● PROBLEM STATEMENT:
Where the data below has the string "Rolette", return the whole line.

[Rows from a figure dataset]
▼
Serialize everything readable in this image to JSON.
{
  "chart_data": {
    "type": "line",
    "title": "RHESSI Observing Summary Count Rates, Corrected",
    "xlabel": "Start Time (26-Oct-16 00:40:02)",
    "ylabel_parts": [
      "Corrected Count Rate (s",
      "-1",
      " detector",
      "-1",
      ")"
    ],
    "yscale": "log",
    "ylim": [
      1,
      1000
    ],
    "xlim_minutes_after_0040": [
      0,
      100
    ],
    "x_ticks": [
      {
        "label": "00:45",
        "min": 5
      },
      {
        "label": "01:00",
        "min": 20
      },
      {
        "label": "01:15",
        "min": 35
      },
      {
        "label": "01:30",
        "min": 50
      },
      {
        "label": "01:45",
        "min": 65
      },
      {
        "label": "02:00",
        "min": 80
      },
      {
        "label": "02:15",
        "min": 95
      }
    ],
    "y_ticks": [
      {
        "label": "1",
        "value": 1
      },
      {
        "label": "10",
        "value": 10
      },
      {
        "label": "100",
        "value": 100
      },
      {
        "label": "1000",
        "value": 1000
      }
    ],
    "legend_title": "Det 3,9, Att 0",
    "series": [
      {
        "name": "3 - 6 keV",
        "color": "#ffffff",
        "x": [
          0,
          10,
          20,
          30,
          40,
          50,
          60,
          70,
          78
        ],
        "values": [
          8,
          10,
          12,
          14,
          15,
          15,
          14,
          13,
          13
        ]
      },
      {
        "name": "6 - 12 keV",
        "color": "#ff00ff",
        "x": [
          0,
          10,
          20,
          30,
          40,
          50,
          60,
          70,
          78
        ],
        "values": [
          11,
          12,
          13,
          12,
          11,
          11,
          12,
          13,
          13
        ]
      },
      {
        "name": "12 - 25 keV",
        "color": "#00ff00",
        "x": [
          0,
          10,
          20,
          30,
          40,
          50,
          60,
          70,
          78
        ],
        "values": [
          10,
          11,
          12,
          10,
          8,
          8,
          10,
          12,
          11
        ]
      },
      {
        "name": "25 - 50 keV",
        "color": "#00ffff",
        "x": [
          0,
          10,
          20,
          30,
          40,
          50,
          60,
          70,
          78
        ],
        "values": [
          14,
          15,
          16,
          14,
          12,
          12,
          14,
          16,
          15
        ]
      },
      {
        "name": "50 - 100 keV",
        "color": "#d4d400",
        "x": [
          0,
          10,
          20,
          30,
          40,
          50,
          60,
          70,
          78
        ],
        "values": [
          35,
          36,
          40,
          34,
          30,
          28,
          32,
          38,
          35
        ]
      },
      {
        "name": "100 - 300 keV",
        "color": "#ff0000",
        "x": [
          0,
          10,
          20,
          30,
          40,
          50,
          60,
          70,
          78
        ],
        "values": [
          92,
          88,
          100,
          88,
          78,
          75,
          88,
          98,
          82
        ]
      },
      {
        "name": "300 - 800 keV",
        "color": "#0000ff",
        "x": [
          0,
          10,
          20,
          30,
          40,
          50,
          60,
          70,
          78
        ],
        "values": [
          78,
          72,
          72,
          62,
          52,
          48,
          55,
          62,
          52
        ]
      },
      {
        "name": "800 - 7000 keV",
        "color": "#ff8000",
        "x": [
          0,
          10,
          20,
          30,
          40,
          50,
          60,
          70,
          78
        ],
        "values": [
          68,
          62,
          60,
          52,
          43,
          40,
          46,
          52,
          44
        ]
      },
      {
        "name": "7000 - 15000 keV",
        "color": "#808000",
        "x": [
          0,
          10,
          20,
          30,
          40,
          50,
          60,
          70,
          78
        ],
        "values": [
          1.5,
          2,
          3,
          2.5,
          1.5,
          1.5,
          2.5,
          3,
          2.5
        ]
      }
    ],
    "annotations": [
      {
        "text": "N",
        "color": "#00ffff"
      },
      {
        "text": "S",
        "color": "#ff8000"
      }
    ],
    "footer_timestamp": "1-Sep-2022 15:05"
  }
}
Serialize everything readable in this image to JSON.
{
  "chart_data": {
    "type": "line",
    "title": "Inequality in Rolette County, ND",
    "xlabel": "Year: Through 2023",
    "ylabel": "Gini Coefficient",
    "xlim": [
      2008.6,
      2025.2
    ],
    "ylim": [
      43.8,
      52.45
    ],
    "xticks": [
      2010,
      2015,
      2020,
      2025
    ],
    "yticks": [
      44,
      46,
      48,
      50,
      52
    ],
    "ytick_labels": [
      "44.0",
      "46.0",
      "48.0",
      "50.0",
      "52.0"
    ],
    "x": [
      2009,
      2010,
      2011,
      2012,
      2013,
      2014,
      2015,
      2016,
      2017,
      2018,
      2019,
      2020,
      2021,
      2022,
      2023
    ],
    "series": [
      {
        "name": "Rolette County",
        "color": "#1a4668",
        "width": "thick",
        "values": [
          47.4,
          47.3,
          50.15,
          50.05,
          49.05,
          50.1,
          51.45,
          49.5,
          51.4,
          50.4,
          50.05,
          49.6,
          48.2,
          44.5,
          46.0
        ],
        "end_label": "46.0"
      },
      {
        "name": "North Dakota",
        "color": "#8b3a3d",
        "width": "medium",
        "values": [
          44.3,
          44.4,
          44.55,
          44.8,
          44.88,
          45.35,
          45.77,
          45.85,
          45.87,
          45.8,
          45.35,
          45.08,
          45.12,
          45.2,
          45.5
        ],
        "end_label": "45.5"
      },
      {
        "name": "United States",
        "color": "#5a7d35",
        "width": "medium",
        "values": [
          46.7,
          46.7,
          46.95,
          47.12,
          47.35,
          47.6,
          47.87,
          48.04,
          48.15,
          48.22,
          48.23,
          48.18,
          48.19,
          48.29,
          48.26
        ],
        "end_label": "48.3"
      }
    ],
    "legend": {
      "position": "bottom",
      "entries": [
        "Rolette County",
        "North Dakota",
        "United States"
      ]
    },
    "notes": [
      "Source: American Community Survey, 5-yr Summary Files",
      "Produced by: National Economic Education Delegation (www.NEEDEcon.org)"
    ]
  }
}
▲
● WRITTEN ANSWER:
    "title": "Inequality in Rolette County, ND",
        "name": "Rolette County",
        "Rolette County",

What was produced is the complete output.